■ **Request**:
Check every line of the material below for the string "type", and return the ones that have it.
'''
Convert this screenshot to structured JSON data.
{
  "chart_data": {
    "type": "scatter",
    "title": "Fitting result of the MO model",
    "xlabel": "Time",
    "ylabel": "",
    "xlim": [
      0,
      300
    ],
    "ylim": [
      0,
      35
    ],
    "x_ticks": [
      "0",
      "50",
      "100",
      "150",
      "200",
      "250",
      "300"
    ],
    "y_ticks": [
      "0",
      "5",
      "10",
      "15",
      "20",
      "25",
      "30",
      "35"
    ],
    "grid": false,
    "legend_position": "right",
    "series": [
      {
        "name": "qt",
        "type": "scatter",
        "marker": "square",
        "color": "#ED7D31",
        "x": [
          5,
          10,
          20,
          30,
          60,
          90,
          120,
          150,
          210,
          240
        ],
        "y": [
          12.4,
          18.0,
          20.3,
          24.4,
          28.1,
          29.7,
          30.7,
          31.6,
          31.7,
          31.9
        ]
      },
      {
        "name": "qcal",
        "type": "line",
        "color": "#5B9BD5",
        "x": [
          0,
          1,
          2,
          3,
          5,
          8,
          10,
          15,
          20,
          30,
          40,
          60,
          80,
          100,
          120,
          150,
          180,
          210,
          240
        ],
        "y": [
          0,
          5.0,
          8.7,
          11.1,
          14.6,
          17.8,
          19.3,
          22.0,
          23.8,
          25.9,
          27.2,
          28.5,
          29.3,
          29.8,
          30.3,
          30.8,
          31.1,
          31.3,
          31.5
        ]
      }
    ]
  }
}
'''
■ **Task output**:
    "type": "scatter",
        "type": "scatter",
        "type": "line",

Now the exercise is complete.